## Instructions for the task
Write out the entries verbatim and leave the images out of the copy.

## Task input

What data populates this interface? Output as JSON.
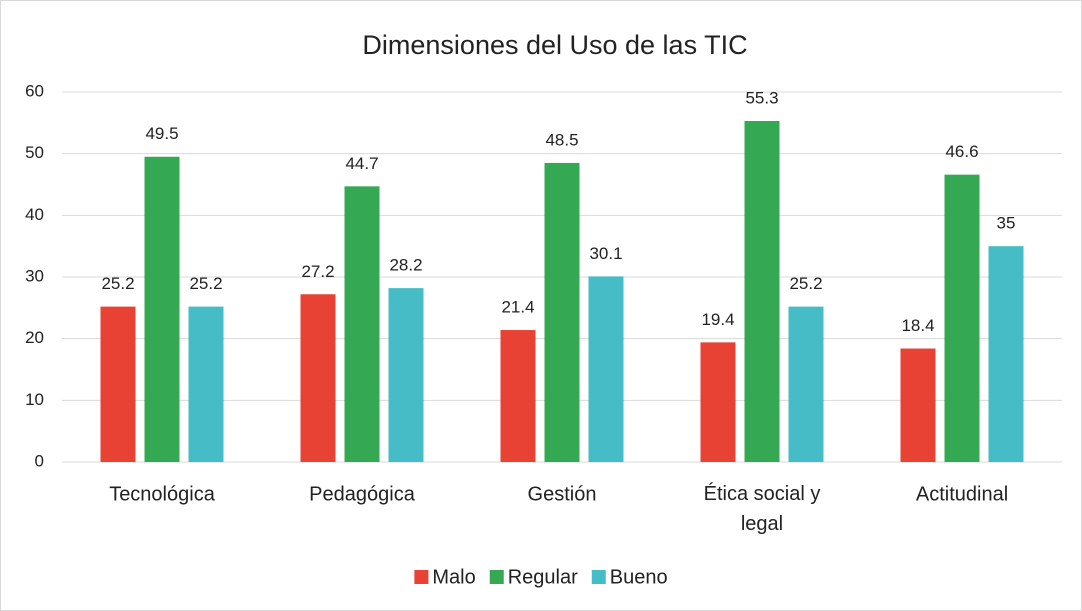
{
  "chart_data": {
    "type": "bar",
    "title": "Dimensiones del Uso de las TIC",
    "categories": [
      "Tecnológica",
      "Pedagógica",
      "Gestión",
      "Ética social y legal",
      "Actitudinal"
    ],
    "series": [
      {
        "name": "Malo",
        "color": "#e84234",
        "values": [
          25.2,
          27.2,
          21.4,
          19.4,
          18.4
        ]
      },
      {
        "name": "Regular",
        "color": "#34a853",
        "values": [
          49.5,
          44.7,
          48.5,
          55.3,
          46.6
        ]
      },
      {
        "name": "Bueno",
        "color": "#46bdc6",
        "values": [
          25.2,
          28.2,
          30.1,
          25.2,
          35
        ]
      }
    ],
    "ylim": [
      0,
      60
    ],
    "yticks": [
      0,
      10,
      20,
      30,
      40,
      50,
      60
    ],
    "grid": true,
    "legend": "bottom"
  }
}
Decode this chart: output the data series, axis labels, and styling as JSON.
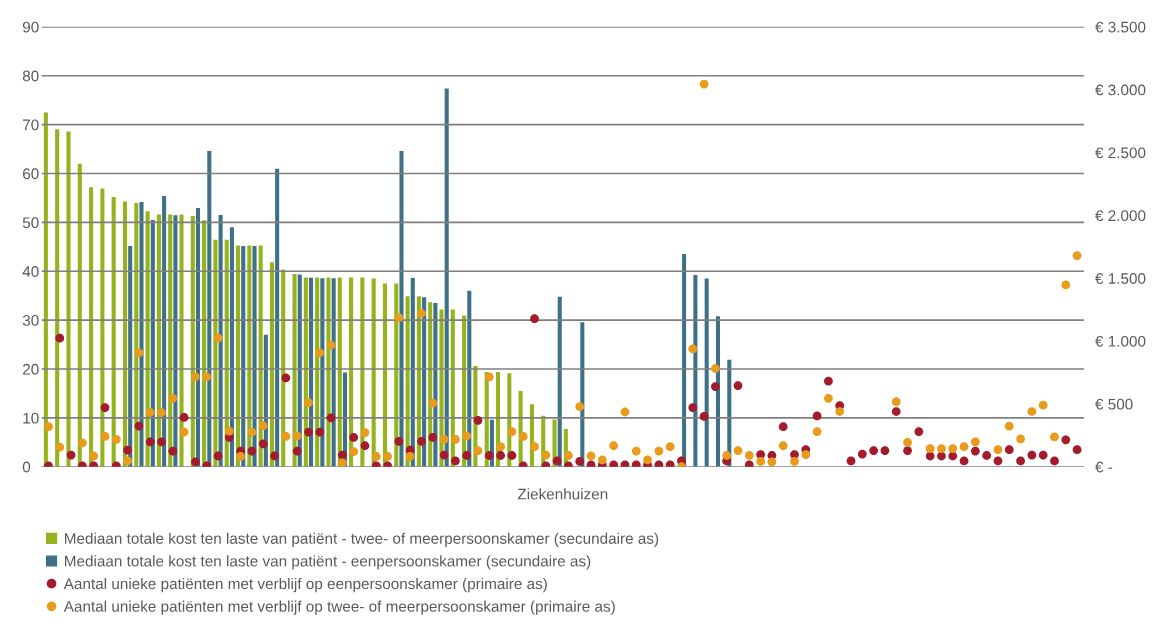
{
  "chart_data": {
    "type": "bar",
    "xlabel": "Ziekenhuizen",
    "categories": [
      null,
      null,
      null,
      null,
      null,
      null,
      null,
      null,
      null,
      null,
      null,
      null,
      null,
      null,
      null,
      null,
      null,
      null,
      null,
      null,
      null,
      null,
      null,
      null,
      null,
      null,
      null,
      null,
      null,
      null,
      null,
      null,
      null,
      null,
      null,
      null,
      null,
      null,
      null,
      null,
      null,
      null,
      null,
      null,
      null,
      null,
      null,
      null,
      null,
      null,
      null,
      null,
      null,
      null,
      null,
      null,
      null,
      null,
      null,
      null,
      null,
      null,
      null,
      null,
      null,
      null,
      null,
      null,
      null,
      null,
      null,
      null,
      null,
      null,
      null,
      null,
      null,
      null,
      null,
      null,
      null,
      null,
      null,
      null,
      null,
      null,
      null,
      null,
      null,
      null,
      null,
      null
    ],
    "series": [
      {
        "name": "Mediaan totale kost ten laste van patiënt - twee- of meerpersoonskamer (secundaire as)",
        "axis": "y2",
        "color": "#95b31c",
        "values": [
          2818,
          2685,
          2667,
          2411,
          2224,
          2214,
          2147,
          2110,
          2099,
          2033,
          2006,
          2006,
          2006,
          1995,
          1961,
          1806,
          1806,
          1761,
          1761,
          1761,
          1628,
          1569,
          1534,
          1505,
          1505,
          1505,
          1505,
          1505,
          1505,
          1497,
          1457,
          1457,
          1356,
          1356,
          1308,
          1252,
          1252,
          1204,
          802,
          754,
          754,
          743,
          602,
          498,
          405,
          376,
          301,
          null,
          null,
          null,
          null,
          null,
          null,
          null,
          null,
          null,
          null,
          null,
          null,
          null,
          null,
          null,
          null,
          null,
          null,
          null,
          null,
          null,
          null,
          null,
          null,
          null,
          null,
          null,
          null,
          null,
          null,
          null,
          null,
          null,
          null,
          null,
          null,
          null,
          null,
          null,
          null,
          null,
          null,
          null,
          null,
          null
        ]
      },
      {
        "name": "Mediaan totale kost ten laste van patiënt - eenpersoonskamer (secundaire as)",
        "axis": "y2",
        "color": "#3e7086",
        "values": [
          null,
          null,
          null,
          null,
          null,
          null,
          null,
          1756,
          2107,
          1963,
          2155,
          2001,
          null,
          2059,
          2512,
          2003,
          1905,
          1756,
          1756,
          1050,
          2371,
          null,
          1529,
          1503,
          1500,
          1500,
          749,
          null,
          null,
          null,
          null,
          2512,
          1502,
          1348,
          1303,
          3010,
          null,
          1401,
          null,
          373,
          null,
          null,
          null,
          null,
          null,
          1353,
          null,
          1150,
          null,
          null,
          null,
          null,
          null,
          null,
          null,
          null,
          1693,
          1526,
          1497,
          1198,
          851,
          null,
          null,
          null,
          null,
          null,
          null,
          null,
          null,
          null,
          null,
          null,
          null,
          null,
          null,
          null,
          null,
          null,
          null,
          null,
          null,
          null,
          null,
          null,
          null,
          null,
          null,
          null,
          null,
          null,
          null,
          null
        ]
      },
      {
        "name": "Aantal unieke patiënten met verblijf op eenpersoonskamer (primaire as)",
        "type": "scatter",
        "color": "#a31b2c",
        "values": [
          0.2,
          26.3,
          2.4,
          0.2,
          0.2,
          12.1,
          0.2,
          3.4,
          8.3,
          5.1,
          5.1,
          3.2,
          10.1,
          1.0,
          0.2,
          2.2,
          6.0,
          3.2,
          3.2,
          4.7,
          2.2,
          18.2,
          3.2,
          7.1,
          7.1,
          10.0,
          2.4,
          6.0,
          4.3,
          0.2,
          0.2,
          5.2,
          3.4,
          5.2,
          6.0,
          2.4,
          1.2,
          2.3,
          9.5,
          2.3,
          2.3,
          2.3,
          0.2,
          30.3,
          0.2,
          1.2,
          0.2,
          1.1,
          0.4,
          0.4,
          0.4,
          0.4,
          0.4,
          0.4,
          0.4,
          0.4,
          1.2,
          12.1,
          10.3,
          16.4,
          1.2,
          16.6,
          0.4,
          2.5,
          2.3,
          8.2,
          2.5,
          3.5,
          10.4,
          17.5,
          12.5,
          1.2,
          2.6,
          3.3,
          3.3,
          11.3,
          3.3,
          7.2,
          2.2,
          2.2,
          2.2,
          1.2,
          3.2,
          2.3,
          1.2,
          3.5,
          1.2,
          2.4,
          2.4,
          1.2,
          5.5,
          3.5
        ]
      },
      {
        "name": "Aantal unieke patiënten met verblijf op twee- of meerpersoonskamer (primaire as)",
        "type": "scatter",
        "color": "#e99b1e",
        "values": [
          8.2,
          4.0,
          null,
          4.9,
          2.2,
          6.2,
          5.6,
          1.2,
          23.3,
          11.1,
          11.1,
          14.0,
          7.1,
          18.4,
          18.4,
          26.3,
          7.3,
          2.1,
          7.1,
          8.4,
          null,
          6.2,
          6.3,
          13.1,
          23.3,
          24.9,
          0.8,
          3.1,
          7.0,
          2.1,
          2.1,
          30.5,
          2.1,
          31.4,
          13.0,
          5.6,
          5.6,
          6.3,
          3.3,
          18.4,
          4.1,
          7.2,
          6.2,
          4.1,
          2.4,
          null,
          2.3,
          12.3,
          2.2,
          1.4,
          4.3,
          11.2,
          3.2,
          1.4,
          3.2,
          4.1,
          0,
          24.1,
          78.3,
          20.1,
          2.3,
          3.3,
          2.3,
          1.1,
          1.0,
          4.3,
          1.1,
          2.5,
          7.2,
          14.0,
          11.3,
          null,
          null,
          null,
          null,
          13.3,
          5.0,
          null,
          3.7,
          3.7,
          3.7,
          4.1,
          5.1,
          null,
          3.5,
          8.3,
          5.7,
          11.3,
          12.6,
          6.1,
          37.2,
          43.2
        ]
      }
    ],
    "ylim": [
      0,
      90
    ],
    "yticks": [
      0,
      10,
      20,
      30,
      40,
      50,
      60,
      70,
      80,
      90
    ],
    "y2lim": [
      0,
      3500
    ],
    "y2ticks": [
      {
        "value": 0,
        "label": "€ -"
      },
      {
        "value": 500,
        "label": "€ 500"
      },
      {
        "value": 1000,
        "label": "€ 1.000"
      },
      {
        "value": 1500,
        "label": "€ 1.500"
      },
      {
        "value": 2000,
        "label": "€ 2.000"
      },
      {
        "value": 2500,
        "label": "€ 2.500"
      },
      {
        "value": 3000,
        "label": "€ 3.000"
      },
      {
        "value": 3500,
        "label": "€ 3.500"
      }
    ],
    "grid": "y",
    "legend": "bottom"
  }
}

## Answer in full
What data populates this interface? Output as JSON.
{
  "chart_data": {
    "type": "bar",
    "title": "Dimensiones del Uso de las TIC",
    "categories": [
      "Tecnológica",
      "Pedagógica",
      "Gestión",
      "Ética social y legal",
      "Actitudinal"
    ],
    "series": [
      {
        "name": "Malo",
        "color": "#e84234",
        "values": [
          25.2,
          27.2,
          21.4,
          19.4,
          18.4
        ]
      },
      {
        "name": "Regular",
        "color": "#34a853",
        "values": [
          49.5,
          44.7,
          48.5,
          55.3,
          46.6
        ]
      },
      {
        "name": "Bueno",
        "color": "#46bdc6",
        "values": [
          25.2,
          28.2,
          30.1,
          25.2,
          35
        ]
      }
    ],
    "ylim": [
      0,
      60
    ],
    "yticks": [
      0,
      10,
      20,
      30,
      40,
      50,
      60
    ],
    "grid": true,
    "legend": "bottom"
  }
}
Decode this chart: output the data series, axis labels, and styling as JSON.
{
  "chart_data": {
    "type": "bar",
    "xlabel": "Ziekenhuizen",
    "categories": [
      null,
      null,
      null,
      null,
      null,
      null,
      null,
      null,
      null,
      null,
      null,
      null,
      null,
      null,
      null,
      null,
      null,
      null,
      null,
      null,
      null,
      null,
      null,
      null,
      null,
      null,
      null,
      null,
      null,
      null,
      null,
      null,
      null,
      null,
      null,
      null,
      null,
      null,
      null,
      null,
      null,
      null,
      null,
      null,
      null,
      null,
      null,
      null,
      null,
      null,
      null,
      null,
      null,
      null,
      null,
      null,
      null,
      null,
      null,
      null,
      null,
      null,
      null,
      null,
      null,
      null,
      null,
      null,
      null,
      null,
      null,
      null,
      null,
      null,
      null,
      null,
      null,
      null,
      null,
      null,
      null,
      null,
      null,
      null,
      null,
      null,
      null,
      null,
      null,
      null,
      null,
      null
    ],
    "series": [
      {
        "name": "Mediaan totale kost ten laste van patiënt - twee- of meerpersoonskamer (secundaire as)",
        "axis": "y2",
        "color": "#95b31c",
        "values": [
          2818,
          2685,
          2667,
          2411,
          2224,
          2214,
          2147,
          2110,
          2099,
          2033,
          2006,
          2006,
          2006,
          1995,
          1961,
          1806,
          1806,
          1761,
          1761,
          1761,
          1628,
          1569,
          1534,
          1505,
          1505,
          1505,
          1505,
          1505,
          1505,
          1497,
          1457,
          1457,
          1356,
          1356,
          1308,
          1252,
          1252,
          1204,
          802,
          754,
          754,
          743,
          602,
          498,
          405,
          376,
          301,
          null,
          null,
          null,
          null,
          null,
          null,
          null,
          null,
          null,
          null,
          null,
          null,
          null,
          null,
          null,
          null,
          null,
          null,
          null,
          null,
          null,
          null,
          null,
          null,
          null,
          null,
          null,
          null,
          null,
          null,
          null,
          null,
          null,
          null,
          null,
          null,
          null,
          null,
          null,
          null,
          null,
          null,
          null,
          null,
          null
        ]
      },
      {
        "name": "Mediaan totale kost ten laste van patiënt - eenpersoonskamer (secundaire as)",
        "axis": "y2",
        "color": "#3e7086",
        "values": [
          null,
          null,
          null,
          null,
          null,
          null,
          null,
          1756,
          2107,
          1963,
          2155,
          2001,
          null,
          2059,
          2512,
          2003,
          1905,
          1756,
          1756,
          1050,
          2371,
          null,
          1529,
          1503,
          1500,
          1500,
          749,
          null,
          null,
          null,
          null,
          2512,
          1502,
          1348,
          1303,
          3010,
          null,
          1401,
          null,
          373,
          null,
          null,
          null,
          null,
          null,
          1353,
          null,
          1150,
          null,
          null,
          null,
          null,
          null,
          null,
          null,
          null,
          1693,
          1526,
          1497,
          1198,
          851,
          null,
          null,
          null,
          null,
          null,
          null,
          null,
          null,
          null,
          null,
          null,
          null,
          null,
          null,
          null,
          null,
          null,
          null,
          null,
          null,
          null,
          null,
          null,
          null,
          null,
          null,
          null,
          null,
          null,
          null,
          null
        ]
      },
      {
        "name": "Aantal unieke patiënten met verblijf op eenpersoonskamer (primaire as)",
        "type": "scatter",
        "color": "#a31b2c",
        "values": [
          0.2,
          26.3,
          2.4,
          0.2,
          0.2,
          12.1,
          0.2,
          3.4,
          8.3,
          5.1,
          5.1,
          3.2,
          10.1,
          1.0,
          0.2,
          2.2,
          6.0,
          3.2,
          3.2,
          4.7,
          2.2,
          18.2,
          3.2,
          7.1,
          7.1,
          10.0,
          2.4,
          6.0,
          4.3,
          0.2,
          0.2,
          5.2,
          3.4,
          5.2,
          6.0,
          2.4,
          1.2,
          2.3,
          9.5,
          2.3,
          2.3,
          2.3,
          0.2,
          30.3,
          0.2,
          1.2,
          0.2,
          1.1,
          0.4,
          0.4,
          0.4,
          0.4,
          0.4,
          0.4,
          0.4,
          0.4,
          1.2,
          12.1,
          10.3,
          16.4,
          1.2,
          16.6,
          0.4,
          2.5,
          2.3,
          8.2,
          2.5,
          3.5,
          10.4,
          17.5,
          12.5,
          1.2,
          2.6,
          3.3,
          3.3,
          11.3,
          3.3,
          7.2,
          2.2,
          2.2,
          2.2,
          1.2,
          3.2,
          2.3,
          1.2,
          3.5,
          1.2,
          2.4,
          2.4,
          1.2,
          5.5,
          3.5
        ]
      },
      {
        "name": "Aantal unieke patiënten met verblijf op twee- of meerpersoonskamer (primaire as)",
        "type": "scatter",
        "color": "#e99b1e",
        "values": [
          8.2,
          4.0,
          null,
          4.9,
          2.2,
          6.2,
          5.6,
          1.2,
          23.3,
          11.1,
          11.1,
          14.0,
          7.1,
          18.4,
          18.4,
          26.3,
          7.3,
          2.1,
          7.1,
          8.4,
          null,
          6.2,
          6.3,
          13.1,
          23.3,
          24.9,
          0.8,
          3.1,
          7.0,
          2.1,
          2.1,
          30.5,
          2.1,
          31.4,
          13.0,
          5.6,
          5.6,
          6.3,
          3.3,
          18.4,
          4.1,
          7.2,
          6.2,
          4.1,
          2.4,
          null,
          2.3,
          12.3,
          2.2,
          1.4,
          4.3,
          11.2,
          3.2,
          1.4,
          3.2,
          4.1,
          0,
          24.1,
          78.3,
          20.1,
          2.3,
          3.3,
          2.3,
          1.1,
          1.0,
          4.3,
          1.1,
          2.5,
          7.2,
          14.0,
          11.3,
          null,
          null,
          null,
          null,
          13.3,
          5.0,
          null,
          3.7,
          3.7,
          3.7,
          4.1,
          5.1,
          null,
          3.5,
          8.3,
          5.7,
          11.3,
          12.6,
          6.1,
          37.2,
          43.2
        ]
      }
    ],
    "ylim": [
      0,
      90
    ],
    "yticks": [
      0,
      10,
      20,
      30,
      40,
      50,
      60,
      70,
      80,
      90
    ],
    "y2lim": [
      0,
      3500
    ],
    "y2ticks": [
      {
        "value": 0,
        "label": "€ -"
      },
      {
        "value": 500,
        "label": "€ 500"
      },
      {
        "value": 1000,
        "label": "€ 1.000"
      },
      {
        "value": 1500,
        "label": "€ 1.500"
      },
      {
        "value": 2000,
        "label": "€ 2.000"
      },
      {
        "value": 2500,
        "label": "€ 2.500"
      },
      {
        "value": 3000,
        "label": "€ 3.000"
      },
      {
        "value": 3500,
        "label": "€ 3.500"
      }
    ],
    "grid": "y",
    "legend": "bottom"
  }
}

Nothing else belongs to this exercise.